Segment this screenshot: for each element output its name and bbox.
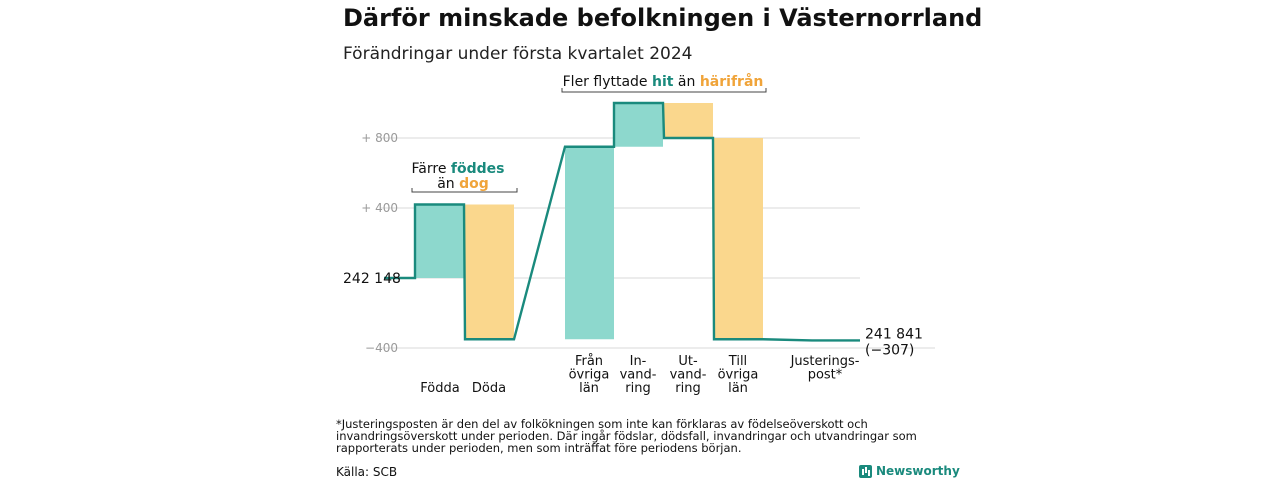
brand-logo: Newsworthy — [859, 464, 960, 478]
bar-ut-vandring — [664, 103, 713, 138]
x-category-label: vand- — [670, 368, 707, 383]
x-category-label: övriga — [718, 368, 759, 383]
x-category-label: Ut- — [678, 354, 698, 369]
y-tick-label: −400 — [365, 341, 398, 355]
annotation-bracket — [411, 188, 518, 193]
brand-name: Newsworthy — [876, 464, 960, 478]
annotation-born-died-line2: än dog — [437, 176, 489, 192]
x-category-label: län — [579, 381, 599, 396]
annotation-moves: Fler flyttade hit än härifrån — [563, 73, 764, 90]
x-category-label: ring — [675, 381, 700, 396]
x-category-label: Döda — [472, 381, 506, 396]
x-category-label: län — [728, 381, 748, 396]
x-category-label: Justerings- — [790, 354, 860, 369]
newsworthy-icon — [859, 464, 872, 478]
x-category-label: övriga — [569, 368, 610, 383]
chart-subtitle: Förändringar under första kvartalet 2024 — [343, 44, 693, 64]
annotation-born-died-line1: Färre föddes — [412, 161, 505, 177]
x-category-label: post* — [808, 368, 843, 383]
y-tick-label: + 400 — [361, 201, 398, 215]
chart-title: Därför minskade befolkningen i Västernor… — [343, 4, 983, 32]
bar-från-övriga-län — [565, 146, 614, 340]
x-category-label: ring — [625, 381, 650, 396]
x-category-label: Födda — [420, 381, 459, 396]
bar-till-övriga-län — [714, 138, 763, 340]
x-category-label: Från — [575, 354, 603, 369]
end-change-label: (−307) — [865, 342, 914, 358]
start-value-label: 242 148 — [343, 271, 401, 287]
x-category-label: vand- — [620, 368, 657, 383]
bar-födda — [415, 204, 464, 278]
annotation-bracket — [561, 88, 767, 93]
x-category-label: In- — [630, 354, 647, 369]
bar-döda — [465, 204, 514, 340]
bar-in-vandring — [614, 103, 663, 147]
footnote: *Justeringsposten är den del av folkökni… — [336, 417, 917, 455]
x-category-label: Till — [728, 354, 747, 369]
y-tick-label: + 800 — [361, 131, 398, 145]
source-label: Källa: SCB — [336, 465, 398, 479]
running-total-line — [384, 101, 860, 342]
end-value-label: 241 841 — [865, 326, 923, 342]
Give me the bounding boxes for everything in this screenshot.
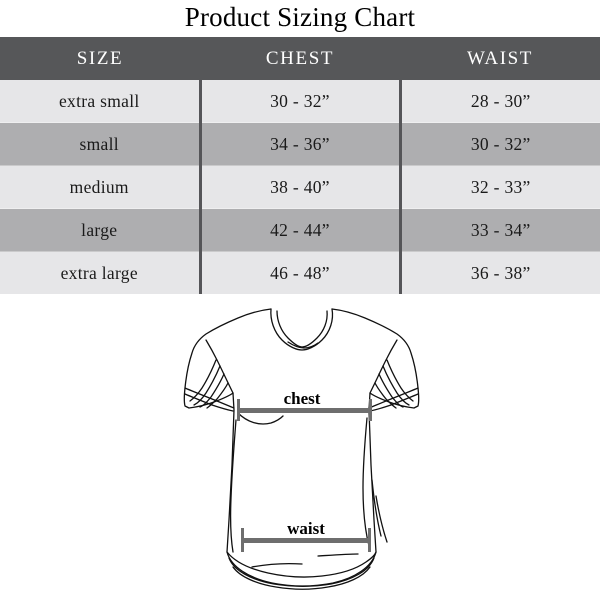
chest-measurement: chest (237, 389, 372, 421)
chest-measurement-endcap-left (237, 399, 240, 421)
table-header: SIZE CHEST WAIST (0, 37, 600, 80)
tshirt-outline (183, 308, 420, 590)
table-row: large 42 - 44” 33 - 34” (0, 208, 600, 252)
cell-waist: 32 - 33” (400, 165, 600, 209)
waist-measurement-endcap-right (368, 528, 371, 552)
cell-chest: 34 - 36” (200, 122, 402, 166)
table-row: small 34 - 36” 30 - 32” (0, 122, 600, 166)
table-header-row: SIZE CHEST WAIST (0, 37, 600, 80)
chest-measurement-bar (238, 408, 371, 413)
page-title: Product Sizing Chart (184, 2, 416, 32)
table-row: extra large 46 - 48” 36 - 38” (0, 251, 600, 294)
waist-measurement: waist (241, 519, 371, 552)
waist-measurement-label: waist (287, 519, 325, 538)
cell-waist: 33 - 34” (400, 208, 600, 252)
waist-measurement-bar (242, 538, 370, 543)
cell-size: extra large (0, 251, 202, 294)
cell-chest: 46 - 48” (200, 251, 402, 294)
cell-waist: 30 - 32” (400, 122, 600, 166)
cell-chest: 42 - 44” (200, 208, 402, 252)
column-header-waist: WAIST (400, 37, 600, 80)
chest-measurement-label: chest (284, 389, 321, 408)
cell-chest: 38 - 40” (200, 165, 402, 209)
cell-size: extra small (0, 80, 202, 123)
cell-chest: 30 - 32” (200, 80, 402, 123)
table-row: medium 38 - 40” 32 - 33” (0, 165, 600, 209)
cell-waist: 28 - 30” (400, 80, 600, 123)
cell-size: small (0, 122, 202, 166)
column-header-chest: CHEST (200, 37, 400, 80)
sizing-table: SIZE CHEST WAIST extra small 30 - 32” 28… (0, 37, 600, 294)
waist-measurement-endcap-left (241, 528, 244, 552)
tshirt-illustration: chest waist (0, 290, 600, 600)
chest-measurement-endcap-right (369, 399, 372, 421)
column-header-size: SIZE (0, 37, 200, 80)
cell-size: medium (0, 165, 202, 209)
tshirt-svg: chest waist (183, 308, 420, 590)
table-body: extra small 30 - 32” 28 - 30” small 34 -… (0, 80, 600, 294)
cell-waist: 36 - 38” (400, 251, 600, 294)
table-row: extra small 30 - 32” 28 - 30” (0, 80, 600, 123)
cell-size: large (0, 208, 202, 252)
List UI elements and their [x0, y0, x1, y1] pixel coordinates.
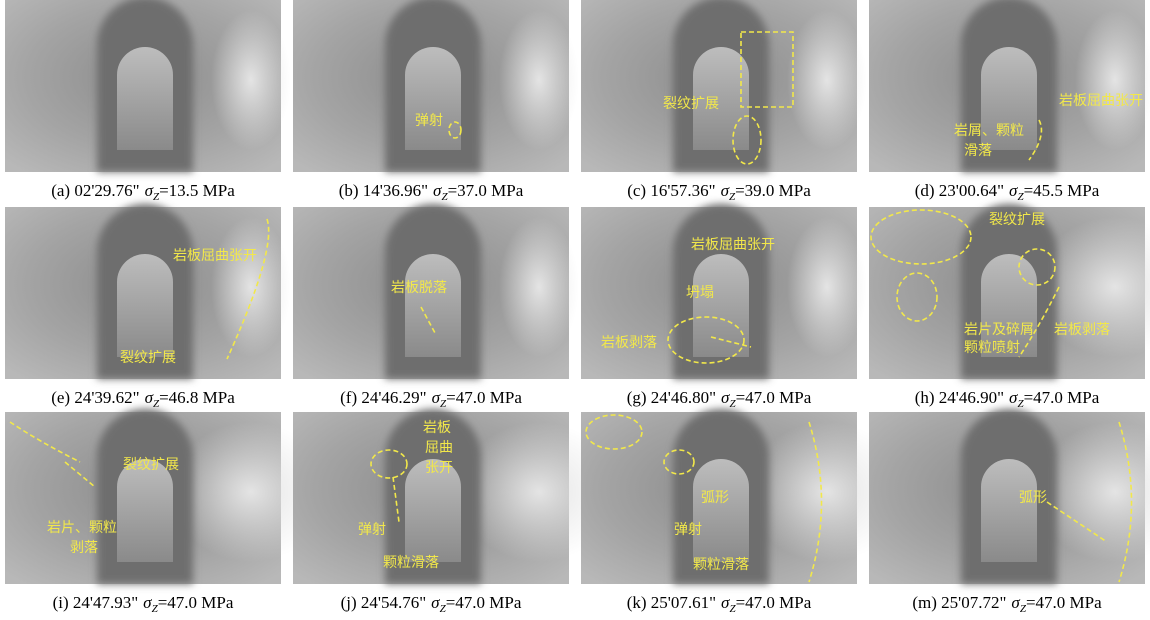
bright-rock	[787, 10, 867, 150]
caption-label: (i) 24'47.93"	[53, 593, 139, 612]
panel	[5, 0, 291, 172]
tunnel-door	[117, 47, 173, 150]
annotation: 颗粒喷射	[964, 340, 1020, 356]
tunnel-door	[405, 47, 461, 150]
annotation: 裂纹扩展	[123, 457, 179, 473]
figure: (a) 02'29.76"σZ=13.5 MPa 弹射 (b) 14'36.96"σ…	[0, 0, 1150, 620]
annotation: 颗粒滑落	[693, 556, 749, 573]
annotation: 裂纹扩展	[120, 350, 176, 366]
caption: (d) 23'00.64"σZ=45.5 MPa	[915, 181, 1100, 203]
bright-rock	[499, 10, 579, 150]
bright-rock	[211, 10, 291, 150]
annotation: 弹射	[674, 522, 702, 538]
caption-label: (h) 24'46.90"	[915, 388, 1004, 407]
annotation: 岩板剥落	[601, 335, 657, 351]
annotation: 岩屑、颗粒	[954, 123, 1024, 139]
panel: 裂纹扩展	[581, 0, 867, 172]
panel: 弧形	[869, 409, 1150, 584]
caption: (e) 24'39.62"σZ=46.8 MPa	[51, 388, 235, 410]
caption: (k) 25'07.61"σZ=47.0 MPa	[627, 593, 812, 615]
annotation: 岩板屈曲张开	[173, 248, 257, 264]
annotation: 弹射	[358, 522, 386, 538]
tunnel-door	[981, 459, 1037, 562]
annotation: 屈曲	[425, 440, 453, 456]
annotation: 裂纹扩展	[989, 212, 1045, 228]
caption-label: (a) 02'29.76"	[51, 181, 139, 200]
panel: 弹射	[293, 0, 579, 172]
tunnel-door	[117, 459, 173, 562]
tunnel-door	[693, 459, 749, 562]
caption-value: =47.0 MPa	[736, 388, 812, 407]
caption-value: =45.5 MPa	[1024, 181, 1100, 200]
bright-rock	[499, 217, 579, 357]
panel: 弧形弹射颗粒滑落	[581, 409, 907, 584]
annotation: 弧形	[1019, 490, 1047, 506]
annotation: 岩板屈曲张开	[691, 237, 775, 253]
caption-value: =47.0 MPa	[158, 593, 234, 612]
annotation: 剥落	[70, 540, 98, 556]
annotation: 颗粒滑落	[383, 554, 439, 571]
caption: (a) 02'29.76"σZ=13.5 MPa	[51, 181, 235, 203]
annotation: 岩片、颗粒	[47, 520, 117, 536]
caption-value: =47.0 MPa	[1024, 388, 1100, 407]
panel: 岩板屈曲张开弹射颗粒滑落	[293, 409, 619, 584]
caption-label: (m) 25'07.72"	[912, 593, 1006, 612]
tunnel-door	[117, 254, 173, 357]
annotation: 张开	[425, 460, 453, 476]
annotation: 坍塌	[686, 285, 714, 301]
caption-label: (d) 23'00.64"	[915, 181, 1004, 200]
caption-value: =47.0 MPa	[736, 593, 812, 612]
caption-value: =13.5 MPa	[159, 181, 235, 200]
caption-value: =37.0 MPa	[448, 181, 524, 200]
annotation: 滑落	[964, 142, 992, 159]
tunnel-door	[405, 254, 461, 357]
annotation: 裂纹扩展	[663, 96, 719, 112]
annotation: 岩板脱落	[391, 280, 447, 296]
caption-label: (e) 24'39.62"	[51, 388, 139, 407]
caption-value: =46.8 MPa	[159, 388, 235, 407]
caption: (b) 14'36.96"σZ=37.0 MPa	[339, 181, 524, 203]
caption-value: =39.0 MPa	[735, 181, 811, 200]
caption-label: (c) 16'57.36"	[627, 181, 715, 200]
annotation: 岩板	[423, 420, 451, 436]
caption-label: (f) 24'46.29"	[340, 388, 427, 407]
caption-value: =47.0 MPa	[446, 388, 522, 407]
tunnel-door	[693, 254, 749, 357]
annotation: 弹射	[415, 113, 443, 129]
caption: (h) 24'46.90"σZ=47.0 MPa	[915, 388, 1100, 410]
caption: (f) 24'46.29"σZ=47.0 MPa	[340, 388, 522, 410]
panel: 岩板脱落	[293, 204, 579, 379]
annotation: 岩板剥落	[1054, 322, 1110, 338]
bright-rock	[211, 217, 291, 357]
caption-label: (g) 24'46.80"	[627, 388, 716, 407]
caption-value: =47.0 MPa	[1026, 593, 1102, 612]
caption: (c) 16'57.36"σZ=39.0 MPa	[627, 181, 811, 203]
bright-rock	[787, 217, 867, 357]
annotation: 岩片及碎屑	[964, 322, 1034, 338]
caption: (m) 25'07.72"σZ=47.0 MPa	[912, 593, 1102, 615]
caption: (i) 24'47.93"σZ=47.0 MPa	[53, 593, 234, 615]
caption-label: (j) 24'54.76"	[341, 593, 427, 612]
caption: (g) 24'46.80"σZ=47.0 MPa	[627, 388, 812, 410]
caption-label: (k) 25'07.61"	[627, 593, 716, 612]
caption: (j) 24'54.76"σZ=47.0 MPa	[341, 593, 522, 615]
caption-label: (b) 14'36.96"	[339, 181, 428, 200]
caption-value: =47.0 MPa	[446, 593, 522, 612]
annotation: 岩板屈曲张开	[1059, 93, 1143, 109]
annotation: 弧形	[701, 490, 729, 506]
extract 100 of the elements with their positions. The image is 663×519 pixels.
□ □ □ □
[Goal]:
Update the records from the line containing "10, 867, 150]" through the line containing "409, 619, 584]" by replacing "tunnel-door" with "tunnel-gate" wherever it occurs. Reproduce only those lines, leaving everything else unchanged.

[Written response]:
bright-rock	[787, 10, 867, 150]
caption-label: (i) 24'47.93"	[53, 593, 139, 612]
panel	[5, 0, 291, 172]
tunnel-gate	[117, 47, 173, 150]
annotation: 颗粒喷射	[964, 340, 1020, 356]
tunnel-gate	[405, 47, 461, 150]
annotation: 裂纹扩展	[123, 457, 179, 473]
figure: (a) 02'29.76"σZ=13.5 MPa 弹射 (b) 14'36.96"σ…	[0, 0, 1150, 620]
annotation: 颗粒滑落	[693, 556, 749, 573]
annotation: 裂纹扩展	[120, 350, 176, 366]
caption: (d) 23'00.64"σZ=45.5 MPa	[915, 181, 1100, 203]
bright-rock	[499, 10, 579, 150]
bright-rock	[211, 10, 291, 150]
annotation: 弹射	[674, 522, 702, 538]
caption-label: (h) 24'46.90"	[915, 388, 1004, 407]
annotation: 岩板剥落	[601, 335, 657, 351]
annotation: 岩屑、颗粒	[954, 123, 1024, 139]
panel: 裂纹扩展	[581, 0, 867, 172]
panel: 弧形	[869, 409, 1150, 584]
caption: (e) 24'39.62"σZ=46.8 MPa	[51, 388, 235, 410]
caption: (k) 25'07.61"σZ=47.0 MPa	[627, 593, 812, 615]
annotation: 岩板屈曲张开	[173, 248, 257, 264]
annotation: 弹射	[358, 522, 386, 538]
tunnel-gate	[981, 459, 1037, 562]
annotation: 屈曲	[425, 440, 453, 456]
annotation: 裂纹扩展	[989, 212, 1045, 228]
caption-label: (a) 02'29.76"	[51, 181, 139, 200]
panel: 弹射	[293, 0, 579, 172]
tunnel-gate	[117, 459, 173, 562]
tunnel-gate	[693, 459, 749, 562]
caption-value: =47.0 MPa	[736, 388, 812, 407]
caption-value: =45.5 MPa	[1024, 181, 1100, 200]
bright-rock	[499, 217, 579, 357]
panel: 弧形弹射颗粒滑落	[581, 409, 907, 584]
annotation: 弧形	[1019, 490, 1047, 506]
annotation: 岩板屈曲张开	[691, 237, 775, 253]
caption-value: =47.0 MPa	[158, 593, 234, 612]
annotation: 剥落	[70, 540, 98, 556]
annotation: 颗粒滑落	[383, 554, 439, 571]
caption: (a) 02'29.76"σZ=13.5 MPa	[51, 181, 235, 203]
annotation: 岩片、颗粒	[47, 520, 117, 536]
caption-value: =47.0 MPa	[1024, 388, 1100, 407]
panel: 岩板屈曲张开弹射颗粒滑落	[293, 409, 619, 584]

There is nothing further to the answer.